→ SOURCE:
──────────
Vehicle flew at top speed of Mach 5.1 for three and a half minutes, breaking its time set in 2010 rn
B-52 carrying the X-51 Hypersonic Vehicle out to the range for launch test

A Boeing  X-51A WaveRider unmanned hypersonic vehicle achieved the longest air-breathing, scramjet-powered hypersonic flight in history on May 1. It flew for three and a half minutes on scramjet power at a top speed of Mach 5.1. The vehicle flew for a total time of more than six minutes.

“This demonstration of a practical hypersonic scramjet engine is a historic achievement that has been years in the making,” said Darryl Davis, President, Boeing Phantom Works. “This test proves the technology has matured to the point that it opens the door to practical applications, such as advanced defence systems and more cost-effective access to space.”
──────────
→ DATA LINES:
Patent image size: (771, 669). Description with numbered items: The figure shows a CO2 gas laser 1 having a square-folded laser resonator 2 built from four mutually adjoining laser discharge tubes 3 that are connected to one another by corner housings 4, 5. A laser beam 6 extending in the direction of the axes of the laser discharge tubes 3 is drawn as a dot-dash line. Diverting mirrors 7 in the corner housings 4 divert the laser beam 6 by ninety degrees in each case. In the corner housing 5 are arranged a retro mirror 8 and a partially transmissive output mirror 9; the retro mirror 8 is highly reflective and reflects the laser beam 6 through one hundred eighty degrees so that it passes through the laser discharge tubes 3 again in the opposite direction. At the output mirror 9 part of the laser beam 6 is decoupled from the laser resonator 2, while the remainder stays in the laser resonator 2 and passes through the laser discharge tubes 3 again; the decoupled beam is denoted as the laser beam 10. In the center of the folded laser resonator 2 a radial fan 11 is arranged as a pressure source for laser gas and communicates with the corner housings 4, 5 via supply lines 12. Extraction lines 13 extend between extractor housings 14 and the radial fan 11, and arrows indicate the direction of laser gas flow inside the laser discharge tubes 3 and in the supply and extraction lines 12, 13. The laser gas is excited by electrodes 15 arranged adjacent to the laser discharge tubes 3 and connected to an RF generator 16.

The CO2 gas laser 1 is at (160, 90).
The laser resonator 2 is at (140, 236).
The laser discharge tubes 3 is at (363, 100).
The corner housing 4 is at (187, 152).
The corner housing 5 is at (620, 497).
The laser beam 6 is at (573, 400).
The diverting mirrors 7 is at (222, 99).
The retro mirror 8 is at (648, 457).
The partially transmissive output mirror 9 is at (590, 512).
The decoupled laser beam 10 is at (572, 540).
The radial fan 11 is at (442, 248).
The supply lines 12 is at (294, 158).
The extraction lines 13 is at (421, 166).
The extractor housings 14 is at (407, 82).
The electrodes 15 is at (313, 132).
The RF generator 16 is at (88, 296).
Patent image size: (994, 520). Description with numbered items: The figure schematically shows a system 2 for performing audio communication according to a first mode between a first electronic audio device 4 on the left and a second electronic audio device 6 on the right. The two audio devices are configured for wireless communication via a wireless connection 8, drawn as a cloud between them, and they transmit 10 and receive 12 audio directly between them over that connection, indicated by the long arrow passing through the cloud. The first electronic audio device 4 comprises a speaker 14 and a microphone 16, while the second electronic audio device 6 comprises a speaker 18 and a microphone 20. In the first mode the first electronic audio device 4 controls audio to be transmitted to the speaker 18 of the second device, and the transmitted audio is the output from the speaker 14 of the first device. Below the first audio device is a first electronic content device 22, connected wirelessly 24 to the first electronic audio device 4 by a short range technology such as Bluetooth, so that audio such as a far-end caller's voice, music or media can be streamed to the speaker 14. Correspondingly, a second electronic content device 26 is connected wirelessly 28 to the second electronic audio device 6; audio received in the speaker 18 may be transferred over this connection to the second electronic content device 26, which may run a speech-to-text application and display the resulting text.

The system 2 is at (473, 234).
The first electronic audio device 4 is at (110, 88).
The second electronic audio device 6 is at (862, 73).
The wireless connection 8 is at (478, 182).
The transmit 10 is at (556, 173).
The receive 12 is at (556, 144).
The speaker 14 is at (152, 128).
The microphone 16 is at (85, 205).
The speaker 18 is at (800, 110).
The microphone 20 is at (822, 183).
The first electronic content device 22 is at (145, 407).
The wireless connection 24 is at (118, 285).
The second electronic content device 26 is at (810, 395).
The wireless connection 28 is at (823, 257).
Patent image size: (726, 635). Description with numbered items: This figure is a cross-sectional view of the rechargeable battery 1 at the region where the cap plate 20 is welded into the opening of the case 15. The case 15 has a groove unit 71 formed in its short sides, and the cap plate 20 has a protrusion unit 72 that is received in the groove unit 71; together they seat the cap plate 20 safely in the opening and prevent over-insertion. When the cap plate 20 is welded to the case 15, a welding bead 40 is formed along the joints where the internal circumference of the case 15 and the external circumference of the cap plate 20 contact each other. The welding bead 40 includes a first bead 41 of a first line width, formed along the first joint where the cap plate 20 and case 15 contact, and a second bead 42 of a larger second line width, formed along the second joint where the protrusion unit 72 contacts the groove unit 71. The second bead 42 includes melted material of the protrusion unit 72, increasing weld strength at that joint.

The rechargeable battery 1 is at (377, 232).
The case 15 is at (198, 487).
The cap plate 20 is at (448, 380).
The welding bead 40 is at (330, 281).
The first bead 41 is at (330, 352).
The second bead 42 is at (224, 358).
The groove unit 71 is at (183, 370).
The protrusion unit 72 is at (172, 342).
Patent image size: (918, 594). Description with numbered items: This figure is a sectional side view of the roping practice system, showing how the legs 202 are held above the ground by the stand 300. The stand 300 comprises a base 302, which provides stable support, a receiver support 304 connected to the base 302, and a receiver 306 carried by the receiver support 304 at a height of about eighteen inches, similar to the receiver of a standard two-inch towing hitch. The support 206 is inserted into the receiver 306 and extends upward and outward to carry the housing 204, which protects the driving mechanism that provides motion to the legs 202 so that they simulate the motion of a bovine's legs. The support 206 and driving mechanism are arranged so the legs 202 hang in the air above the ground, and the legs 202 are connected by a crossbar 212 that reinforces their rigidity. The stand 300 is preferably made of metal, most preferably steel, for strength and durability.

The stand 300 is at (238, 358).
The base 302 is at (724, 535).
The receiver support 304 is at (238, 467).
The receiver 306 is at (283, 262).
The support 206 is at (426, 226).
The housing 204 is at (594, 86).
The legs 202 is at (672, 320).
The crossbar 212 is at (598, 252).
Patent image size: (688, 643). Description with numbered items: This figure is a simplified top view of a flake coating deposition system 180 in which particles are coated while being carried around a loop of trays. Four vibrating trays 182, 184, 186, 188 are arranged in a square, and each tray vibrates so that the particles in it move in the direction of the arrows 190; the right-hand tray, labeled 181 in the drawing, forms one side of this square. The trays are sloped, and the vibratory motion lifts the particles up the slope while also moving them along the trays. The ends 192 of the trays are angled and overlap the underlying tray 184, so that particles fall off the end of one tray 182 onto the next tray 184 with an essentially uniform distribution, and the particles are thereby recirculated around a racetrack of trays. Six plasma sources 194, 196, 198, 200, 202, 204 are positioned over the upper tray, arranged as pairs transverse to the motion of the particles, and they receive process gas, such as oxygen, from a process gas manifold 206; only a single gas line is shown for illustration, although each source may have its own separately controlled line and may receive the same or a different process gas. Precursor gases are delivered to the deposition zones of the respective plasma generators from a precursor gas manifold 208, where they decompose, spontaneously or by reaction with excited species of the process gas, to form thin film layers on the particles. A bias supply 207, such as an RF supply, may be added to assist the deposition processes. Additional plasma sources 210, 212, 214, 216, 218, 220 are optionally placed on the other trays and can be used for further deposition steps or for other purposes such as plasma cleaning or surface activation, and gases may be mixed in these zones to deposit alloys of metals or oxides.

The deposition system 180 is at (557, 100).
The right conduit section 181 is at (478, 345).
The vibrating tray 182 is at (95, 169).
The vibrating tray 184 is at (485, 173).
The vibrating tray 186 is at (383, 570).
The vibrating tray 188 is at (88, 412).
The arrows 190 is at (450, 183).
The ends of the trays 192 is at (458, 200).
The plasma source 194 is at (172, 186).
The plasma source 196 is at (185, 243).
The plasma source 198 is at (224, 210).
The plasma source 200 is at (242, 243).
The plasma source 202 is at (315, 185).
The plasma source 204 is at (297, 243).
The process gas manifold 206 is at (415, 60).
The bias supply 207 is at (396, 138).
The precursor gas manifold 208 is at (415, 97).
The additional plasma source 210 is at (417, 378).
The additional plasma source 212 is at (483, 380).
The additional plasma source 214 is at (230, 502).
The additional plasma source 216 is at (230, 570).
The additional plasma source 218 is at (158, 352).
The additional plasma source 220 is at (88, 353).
──────────
→ DIRECTIVES:
a: List each distinct speed or duration figure given in the report on the hypersonic flight.
b: According to the report on the hypersonic flight, on what date did the X-51A WaveRider make its record flight?
c: Carry the report on the hypersonic flight forward from the point where it stops.
The items have no connection to the report on the hypersonic flight.

→ RESPONSES PER TASK:
a:
Mach 5.1
three and a half minutes
more than six minutes

b: May 1

c:
A US Air Force B-52H Stratofortress from Edwards Air Force Base released the X-51A from 50,000 feet above the Point Mugu Naval Air Warfare Center Sea Range at 10:55 am Pacific time. After it was released, a solid rocket booster accelerated the vehicle to about Mach 4.8 before the booster and a connecting interstage were jettisoned. The vehicle reached Mach 5.1 powered by its supersonic combustion scramjet engine, which burned all its JP-7 jet fuel. The X-51A made a controlled dive into the Pacific Ocean at the conclusion of its mission. The test fulfilled all mission objectives.

The flight was the fourth X-51A test flight completed for the US Air Force Research Laboratory. It exceeded the previous record set by the programme in 2010.

The X-51A programme is a collaborative effort of the Air Force Research Laboratory and the Defense Advanced Research Projects Agency, with industry partners Boeing and Pratt & Whitney Rocketdyne. Boeing performed programme management, design and integration in Huntington Beach, California.